_Stated goal_
Transcribe everything in the data word for word. Pictures are left out.
** Start of Records **
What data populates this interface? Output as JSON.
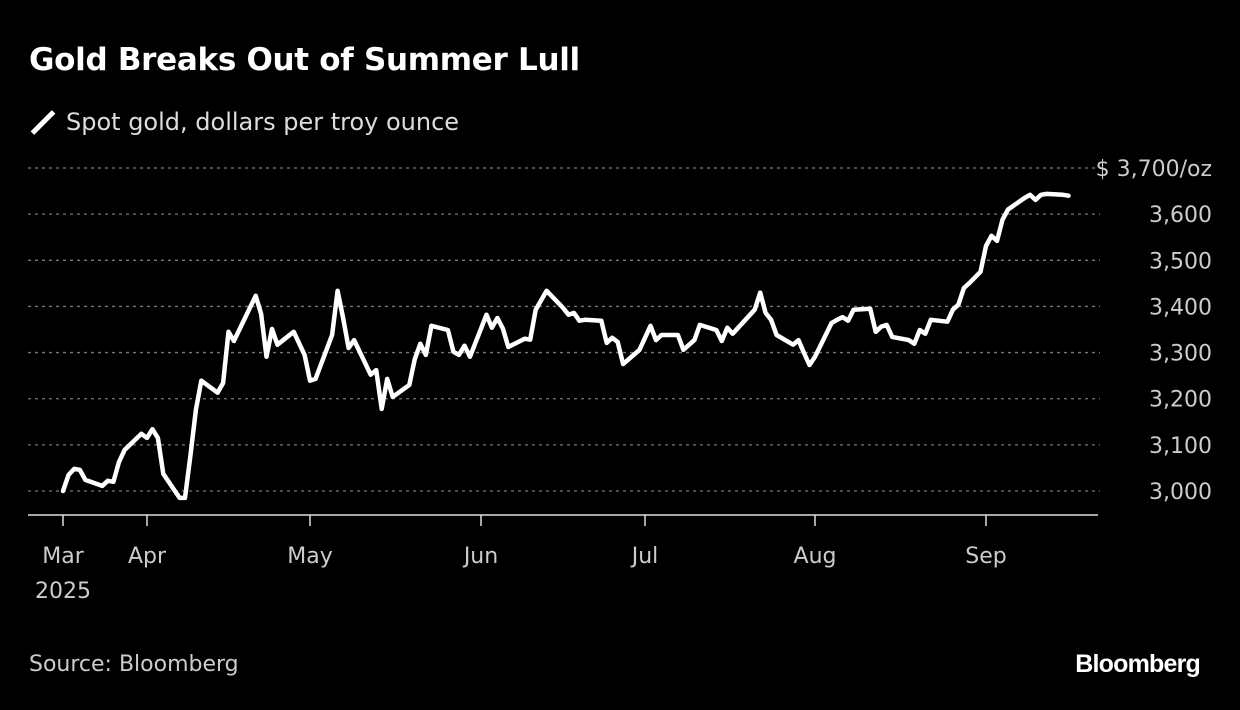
{
  "chart_data": {
    "type": "line",
    "title": "Gold Breaks Out of Summer Lull",
    "legend": [
      {
        "name": "Spot gold, dollars per troy ounce",
        "color": "#ffffff"
      }
    ],
    "legend_placement": "top-left",
    "ylim": [
      2960,
      3720
    ],
    "y_ticks": [
      3000,
      3100,
      3200,
      3300,
      3400,
      3500,
      3600,
      3700
    ],
    "y_tick_labels": [
      "3,000",
      "3,100",
      "3,200",
      "3,300",
      "3,400",
      "3,500",
      "3,600",
      "$ 3,700/oz"
    ],
    "x_ticks": [
      {
        "date": "2025-03-17",
        "label": "Mar",
        "sublabel": "2025"
      },
      {
        "date": "2025-04-01",
        "label": "Apr"
      },
      {
        "date": "2025-05-01",
        "label": "May"
      },
      {
        "date": "2025-06-01",
        "label": "Jun"
      },
      {
        "date": "2025-07-01",
        "label": "Jul"
      },
      {
        "date": "2025-08-01",
        "label": "Aug"
      },
      {
        "date": "2025-09-01",
        "label": "Sep"
      }
    ],
    "grid": "horizontal-dotted",
    "series": [
      {
        "name": "Spot gold, dollars per troy ounce",
        "color": "#ffffff",
        "points": [
          [
            "2025-03-17",
            3000
          ],
          [
            "2025-03-18",
            3035
          ],
          [
            "2025-03-19",
            3048
          ],
          [
            "2025-03-20",
            3046
          ],
          [
            "2025-03-21",
            3024
          ],
          [
            "2025-03-24",
            3011
          ],
          [
            "2025-03-25",
            3022
          ],
          [
            "2025-03-26",
            3020
          ],
          [
            "2025-03-27",
            3063
          ],
          [
            "2025-03-28",
            3089
          ],
          [
            "2025-03-31",
            3124
          ],
          [
            "2025-04-01",
            3115
          ],
          [
            "2025-04-02",
            3134
          ],
          [
            "2025-04-03",
            3115
          ],
          [
            "2025-04-04",
            3037
          ],
          [
            "2025-04-07",
            2985
          ],
          [
            "2025-04-08",
            2985
          ],
          [
            "2025-04-09",
            3078
          ],
          [
            "2025-04-10",
            3176
          ],
          [
            "2025-04-11",
            3239
          ],
          [
            "2025-04-14",
            3213
          ],
          [
            "2025-04-15",
            3234
          ],
          [
            "2025-04-16",
            3345
          ],
          [
            "2025-04-17",
            3325
          ],
          [
            "2025-04-21",
            3423
          ],
          [
            "2025-04-22",
            3384
          ],
          [
            "2025-04-23",
            3291
          ],
          [
            "2025-04-24",
            3351
          ],
          [
            "2025-04-25",
            3317
          ],
          [
            "2025-04-28",
            3345
          ],
          [
            "2025-04-30",
            3295
          ],
          [
            "2025-05-01",
            3239
          ],
          [
            "2025-05-02",
            3243
          ],
          [
            "2025-05-05",
            3338
          ],
          [
            "2025-05-06",
            3434
          ],
          [
            "2025-05-07",
            3375
          ],
          [
            "2025-05-08",
            3310
          ],
          [
            "2025-05-09",
            3327
          ],
          [
            "2025-05-12",
            3252
          ],
          [
            "2025-05-13",
            3262
          ],
          [
            "2025-05-14",
            3178
          ],
          [
            "2025-05-15",
            3243
          ],
          [
            "2025-05-16",
            3204
          ],
          [
            "2025-05-19",
            3230
          ],
          [
            "2025-05-20",
            3286
          ],
          [
            "2025-05-21",
            3319
          ],
          [
            "2025-05-22",
            3295
          ],
          [
            "2025-05-23",
            3358
          ],
          [
            "2025-05-26",
            3349
          ],
          [
            "2025-05-27",
            3302
          ],
          [
            "2025-05-28",
            3295
          ],
          [
            "2025-05-29",
            3315
          ],
          [
            "2025-05-30",
            3291
          ],
          [
            "2025-06-02",
            3382
          ],
          [
            "2025-06-03",
            3354
          ],
          [
            "2025-06-04",
            3375
          ],
          [
            "2025-06-05",
            3352
          ],
          [
            "2025-06-06",
            3312
          ],
          [
            "2025-06-09",
            3330
          ],
          [
            "2025-06-10",
            3328
          ],
          [
            "2025-06-11",
            3393
          ],
          [
            "2025-06-13",
            3434
          ],
          [
            "2025-06-16",
            3397
          ],
          [
            "2025-06-17",
            3382
          ],
          [
            "2025-06-18",
            3386
          ],
          [
            "2025-06-19",
            3369
          ],
          [
            "2025-06-20",
            3371
          ],
          [
            "2025-06-23",
            3369
          ],
          [
            "2025-06-24",
            3321
          ],
          [
            "2025-06-25",
            3332
          ],
          [
            "2025-06-26",
            3323
          ],
          [
            "2025-06-27",
            3275
          ],
          [
            "2025-06-30",
            3306
          ],
          [
            "2025-07-02",
            3358
          ],
          [
            "2025-07-03",
            3327
          ],
          [
            "2025-07-04",
            3338
          ],
          [
            "2025-07-07",
            3338
          ],
          [
            "2025-07-08",
            3306
          ],
          [
            "2025-07-10",
            3327
          ],
          [
            "2025-07-11",
            3360
          ],
          [
            "2025-07-14",
            3349
          ],
          [
            "2025-07-15",
            3325
          ],
          [
            "2025-07-16",
            3354
          ],
          [
            "2025-07-17",
            3341
          ],
          [
            "2025-07-21",
            3393
          ],
          [
            "2025-07-22",
            3430
          ],
          [
            "2025-07-23",
            3386
          ],
          [
            "2025-07-24",
            3371
          ],
          [
            "2025-07-25",
            3338
          ],
          [
            "2025-07-28",
            3317
          ],
          [
            "2025-07-29",
            3327
          ],
          [
            "2025-07-30",
            3299
          ],
          [
            "2025-07-31",
            3273
          ],
          [
            "2025-08-01",
            3291
          ],
          [
            "2025-08-04",
            3364
          ],
          [
            "2025-08-05",
            3371
          ],
          [
            "2025-08-06",
            3377
          ],
          [
            "2025-08-07",
            3369
          ],
          [
            "2025-08-08",
            3393
          ],
          [
            "2025-08-11",
            3395
          ],
          [
            "2025-08-12",
            3345
          ],
          [
            "2025-08-13",
            3356
          ],
          [
            "2025-08-14",
            3360
          ],
          [
            "2025-08-15",
            3334
          ],
          [
            "2025-08-18",
            3327
          ],
          [
            "2025-08-19",
            3319
          ],
          [
            "2025-08-20",
            3349
          ],
          [
            "2025-08-21",
            3341
          ],
          [
            "2025-08-22",
            3371
          ],
          [
            "2025-08-25",
            3367
          ],
          [
            "2025-08-26",
            3393
          ],
          [
            "2025-08-27",
            3404
          ],
          [
            "2025-08-28",
            3440
          ],
          [
            "2025-08-29",
            3451
          ],
          [
            "2025-08-31",
            3475
          ],
          [
            "2025-09-01",
            3531
          ],
          [
            "2025-09-02",
            3553
          ],
          [
            "2025-09-03",
            3542
          ],
          [
            "2025-09-04",
            3588
          ],
          [
            "2025-09-05",
            3610
          ],
          [
            "2025-09-08",
            3635
          ],
          [
            "2025-09-09",
            3642
          ],
          [
            "2025-09-10",
            3631
          ],
          [
            "2025-09-11",
            3642
          ],
          [
            "2025-09-12",
            3644
          ],
          [
            "2025-09-15",
            3642
          ],
          [
            "2025-09-16",
            3640
          ]
        ]
      }
    ]
  },
  "source": "Source: Bloomberg",
  "logo": "Bloomberg"
}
** End of Records **
_Problem solution_
What data populates this interface? Output as JSON.
{
  "chart_data": {
    "type": "line",
    "title": "Gold Breaks Out of Summer Lull",
    "legend": [
      {
        "name": "Spot gold, dollars per troy ounce",
        "color": "#ffffff"
      }
    ],
    "legend_placement": "top-left",
    "ylim": [
      2960,
      3720
    ],
    "y_ticks": [
      3000,
      3100,
      3200,
      3300,
      3400,
      3500,
      3600,
      3700
    ],
    "y_tick_labels": [
      "3,000",
      "3,100",
      "3,200",
      "3,300",
      "3,400",
      "3,500",
      "3,600",
      "$ 3,700/oz"
    ],
    "x_ticks": [
      {
        "date": "2025-03-17",
        "label": "Mar",
        "sublabel": "2025"
      },
      {
        "date": "2025-04-01",
        "label": "Apr"
      },
      {
        "date": "2025-05-01",
        "label": "May"
      },
      {
        "date": "2025-06-01",
        "label": "Jun"
      },
      {
        "date": "2025-07-01",
        "label": "Jul"
      },
      {
        "date": "2025-08-01",
        "label": "Aug"
      },
      {
        "date": "2025-09-01",
        "label": "Sep"
      }
    ],
    "grid": "horizontal-dotted",
    "series": [
      {
        "name": "Spot gold, dollars per troy ounce",
        "color": "#ffffff",
        "points": [
          [
            "2025-03-17",
            3000
          ],
          [
            "2025-03-18",
            3035
          ],
          [
            "2025-03-19",
            3048
          ],
          [
            "2025-03-20",
            3046
          ],
          [
            "2025-03-21",
            3024
          ],
          [
            "2025-03-24",
            3011
          ],
          [
            "2025-03-25",
            3022
          ],
          [
            "2025-03-26",
            3020
          ],
          [
            "2025-03-27",
            3063
          ],
          [
            "2025-03-28",
            3089
          ],
          [
            "2025-03-31",
            3124
          ],
          [
            "2025-04-01",
            3115
          ],
          [
            "2025-04-02",
            3134
          ],
          [
            "2025-04-03",
            3115
          ],
          [
            "2025-04-04",
            3037
          ],
          [
            "2025-04-07",
            2985
          ],
          [
            "2025-04-08",
            2985
          ],
          [
            "2025-04-09",
            3078
          ],
          [
            "2025-04-10",
            3176
          ],
          [
            "2025-04-11",
            3239
          ],
          [
            "2025-04-14",
            3213
          ],
          [
            "2025-04-15",
            3234
          ],
          [
            "2025-04-16",
            3345
          ],
          [
            "2025-04-17",
            3325
          ],
          [
            "2025-04-21",
            3423
          ],
          [
            "2025-04-22",
            3384
          ],
          [
            "2025-04-23",
            3291
          ],
          [
            "2025-04-24",
            3351
          ],
          [
            "2025-04-25",
            3317
          ],
          [
            "2025-04-28",
            3345
          ],
          [
            "2025-04-30",
            3295
          ],
          [
            "2025-05-01",
            3239
          ],
          [
            "2025-05-02",
            3243
          ],
          [
            "2025-05-05",
            3338
          ],
          [
            "2025-05-06",
            3434
          ],
          [
            "2025-05-07",
            3375
          ],
          [
            "2025-05-08",
            3310
          ],
          [
            "2025-05-09",
            3327
          ],
          [
            "2025-05-12",
            3252
          ],
          [
            "2025-05-13",
            3262
          ],
          [
            "2025-05-14",
            3178
          ],
          [
            "2025-05-15",
            3243
          ],
          [
            "2025-05-16",
            3204
          ],
          [
            "2025-05-19",
            3230
          ],
          [
            "2025-05-20",
            3286
          ],
          [
            "2025-05-21",
            3319
          ],
          [
            "2025-05-22",
            3295
          ],
          [
            "2025-05-23",
            3358
          ],
          [
            "2025-05-26",
            3349
          ],
          [
            "2025-05-27",
            3302
          ],
          [
            "2025-05-28",
            3295
          ],
          [
            "2025-05-29",
            3315
          ],
          [
            "2025-05-30",
            3291
          ],
          [
            "2025-06-02",
            3382
          ],
          [
            "2025-06-03",
            3354
          ],
          [
            "2025-06-04",
            3375
          ],
          [
            "2025-06-05",
            3352
          ],
          [
            "2025-06-06",
            3312
          ],
          [
            "2025-06-09",
            3330
          ],
          [
            "2025-06-10",
            3328
          ],
          [
            "2025-06-11",
            3393
          ],
          [
            "2025-06-13",
            3434
          ],
          [
            "2025-06-16",
            3397
          ],
          [
            "2025-06-17",
            3382
          ],
          [
            "2025-06-18",
            3386
          ],
          [
            "2025-06-19",
            3369
          ],
          [
            "2025-06-20",
            3371
          ],
          [
            "2025-06-23",
            3369
          ],
          [
            "2025-06-24",
            3321
          ],
          [
            "2025-06-25",
            3332
          ],
          [
            "2025-06-26",
            3323
          ],
          [
            "2025-06-27",
            3275
          ],
          [
            "2025-06-30",
            3306
          ],
          [
            "2025-07-02",
            3358
          ],
          [
            "2025-07-03",
            3327
          ],
          [
            "2025-07-04",
            3338
          ],
          [
            "2025-07-07",
            3338
          ],
          [
            "2025-07-08",
            3306
          ],
          [
            "2025-07-10",
            3327
          ],
          [
            "2025-07-11",
            3360
          ],
          [
            "2025-07-14",
            3349
          ],
          [
            "2025-07-15",
            3325
          ],
          [
            "2025-07-16",
            3354
          ],
          [
            "2025-07-17",
            3341
          ],
          [
            "2025-07-21",
            3393
          ],
          [
            "2025-07-22",
            3430
          ],
          [
            "2025-07-23",
            3386
          ],
          [
            "2025-07-24",
            3371
          ],
          [
            "2025-07-25",
            3338
          ],
          [
            "2025-07-28",
            3317
          ],
          [
            "2025-07-29",
            3327
          ],
          [
            "2025-07-30",
            3299
          ],
          [
            "2025-07-31",
            3273
          ],
          [
            "2025-08-01",
            3291
          ],
          [
            "2025-08-04",
            3364
          ],
          [
            "2025-08-05",
            3371
          ],
          [
            "2025-08-06",
            3377
          ],
          [
            "2025-08-07",
            3369
          ],
          [
            "2025-08-08",
            3393
          ],
          [
            "2025-08-11",
            3395
          ],
          [
            "2025-08-12",
            3345
          ],
          [
            "2025-08-13",
            3356
          ],
          [
            "2025-08-14",
            3360
          ],
          [
            "2025-08-15",
            3334
          ],
          [
            "2025-08-18",
            3327
          ],
          [
            "2025-08-19",
            3319
          ],
          [
            "2025-08-20",
            3349
          ],
          [
            "2025-08-21",
            3341
          ],
          [
            "2025-08-22",
            3371
          ],
          [
            "2025-08-25",
            3367
          ],
          [
            "2025-08-26",
            3393
          ],
          [
            "2025-08-27",
            3404
          ],
          [
            "2025-08-28",
            3440
          ],
          [
            "2025-08-29",
            3451
          ],
          [
            "2025-08-31",
            3475
          ],
          [
            "2025-09-01",
            3531
          ],
          [
            "2025-09-02",
            3553
          ],
          [
            "2025-09-03",
            3542
          ],
          [
            "2025-09-04",
            3588
          ],
          [
            "2025-09-05",
            3610
          ],
          [
            "2025-09-08",
            3635
          ],
          [
            "2025-09-09",
            3642
          ],
          [
            "2025-09-10",
            3631
          ],
          [
            "2025-09-11",
            3642
          ],
          [
            "2025-09-12",
            3644
          ],
          [
            "2025-09-15",
            3642
          ],
          [
            "2025-09-16",
            3640
          ]
        ]
      }
    ]
  },
  "source": "Source: Bloomberg",
  "logo": "Bloomberg"
}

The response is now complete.